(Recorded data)
<<<<
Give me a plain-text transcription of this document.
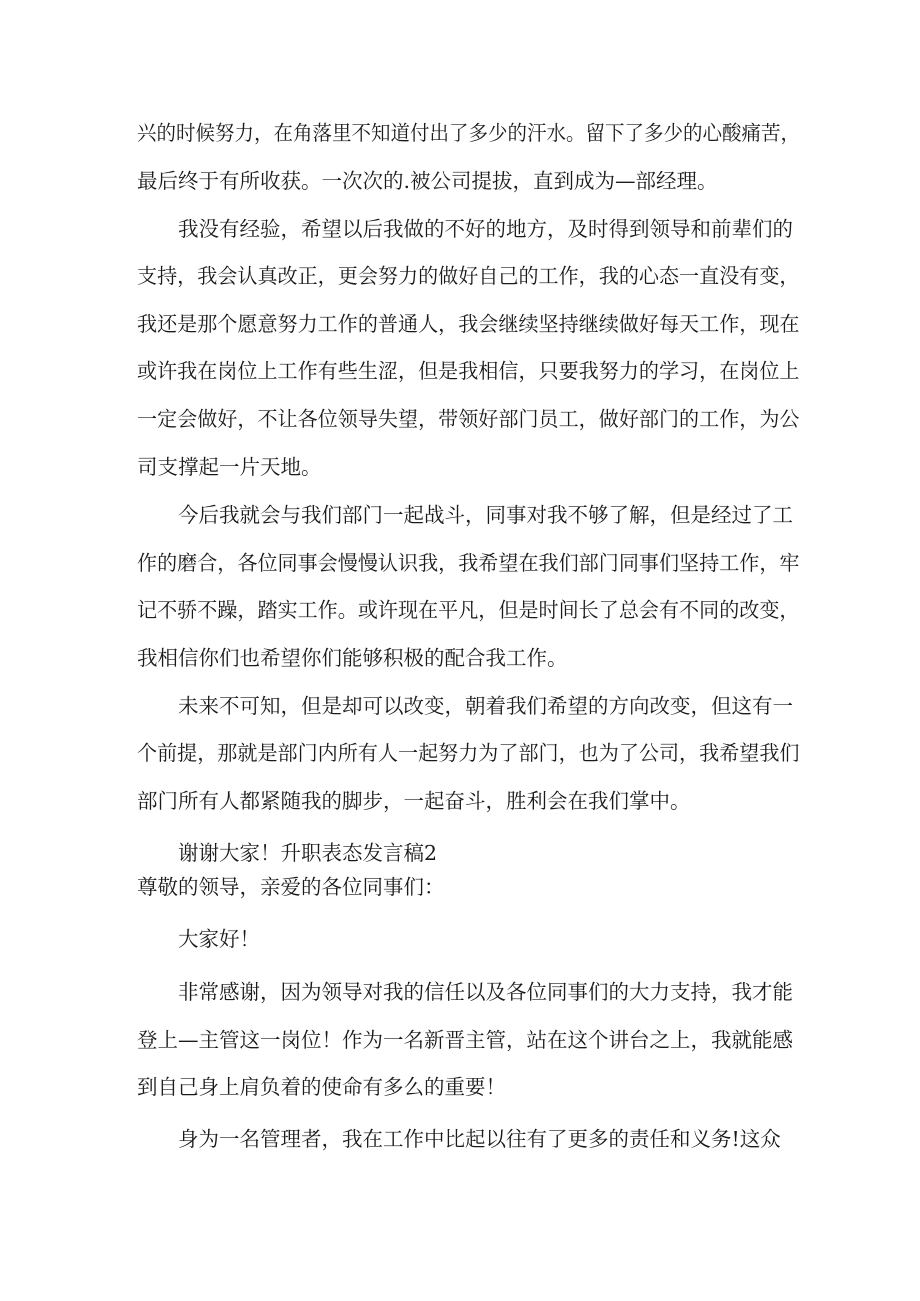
兴的时候努力，在角落里不知道付出了多少的汗水。留下了多少的心酸痛苦，

最后终于有所收获。一次次的.被公司提拔，直到成为—部经理。

我没有经验，希望以后我做的不好的地方，及时得到领导和前辈们的

支持，我会认真改正，更会努力的做好自己的工作，我的心态一直没有变，

我还是那个愿意努力工作的普通人，我会继续坚持继续做好每天工作，现在

或许我在岗位上工作有些生涩，但是我相信，只要我努力的学习，在岗位上

一定会做好，不让各位领导失望，带领好部门员工，做好部门的工作，为公

司支撑起一片天地。

今后我就会与我们部门一起战斗，同事对我不够了解，但是经过了工

作的磨合，各位同事会慢慢认识我，我希望在我们部门同事们坚持工作，牢

记不骄不躁，踏实工作。或许现在平凡，但是时间长了总会有不同的改变，

我相信你们也希望你们能够积极的配合我工作。

未来不可知，但是却可以改变，朝着我们希望的方向改变，但这有一

个前提，那就是部门内所有人一起努力为了部门，也为了公司，我希望我们

部门所有人都紧随我的脚步，一起奋斗，胜利会在我们掌中。

谢谢大家！升职表态发言稿2

尊敬的领导，亲爱的各位同事们：

大家好！

非常感谢，因为领导对我的信任以及各位同事们的大力支持，我才能

登上—主管这一岗位！作为一名新晋主管，站在这个讲台之上，我就能感

到自己身上肩负着的使命有多么的重要！

身为一名管理者，我在工作中比起以往有了更多的责任和义务!这众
>>>>
| Task goal |
Will you set down the records word for word while leaving out every picture?

| Answer for the task |
Give me a plain-text transcription of this document.
兴的时候努力，在角落里不知道付出了多少的汗水。留下了多少的心酸痛苦，

最后终于有所收获。一次次的.被公司提拔，直到成为—部经理。

我没有经验，希望以后我做的不好的地方，及时得到领导和前辈们的

支持，我会认真改正，更会努力的做好自己的工作，我的心态一直没有变，

我还是那个愿意努力工作的普通人，我会继续坚持继续做好每天工作，现在

或许我在岗位上工作有些生涩，但是我相信，只要我努力的学习，在岗位上

一定会做好，不让各位领导失望，带领好部门员工，做好部门的工作，为公

司支撑起一片天地。

今后我就会与我们部门一起战斗，同事对我不够了解，但是经过了工

作的磨合，各位同事会慢慢认识我，我希望在我们部门同事们坚持工作，牢

记不骄不躁，踏实工作。或许现在平凡，但是时间长了总会有不同的改变，

我相信你们也希望你们能够积极的配合我工作。

未来不可知，但是却可以改变，朝着我们希望的方向改变，但这有一

个前提，那就是部门内所有人一起努力为了部门，也为了公司，我希望我们

部门所有人都紧随我的脚步，一起奋斗，胜利会在我们掌中。

谢谢大家！升职表态发言稿2

尊敬的领导，亲爱的各位同事们：

大家好！

非常感谢，因为领导对我的信任以及各位同事们的大力支持，我才能

登上—主管这一岗位！作为一名新晋主管，站在这个讲台之上，我就能感

到自己身上肩负着的使命有多么的重要！

身为一名管理者，我在工作中比起以往有了更多的责任和义务!这众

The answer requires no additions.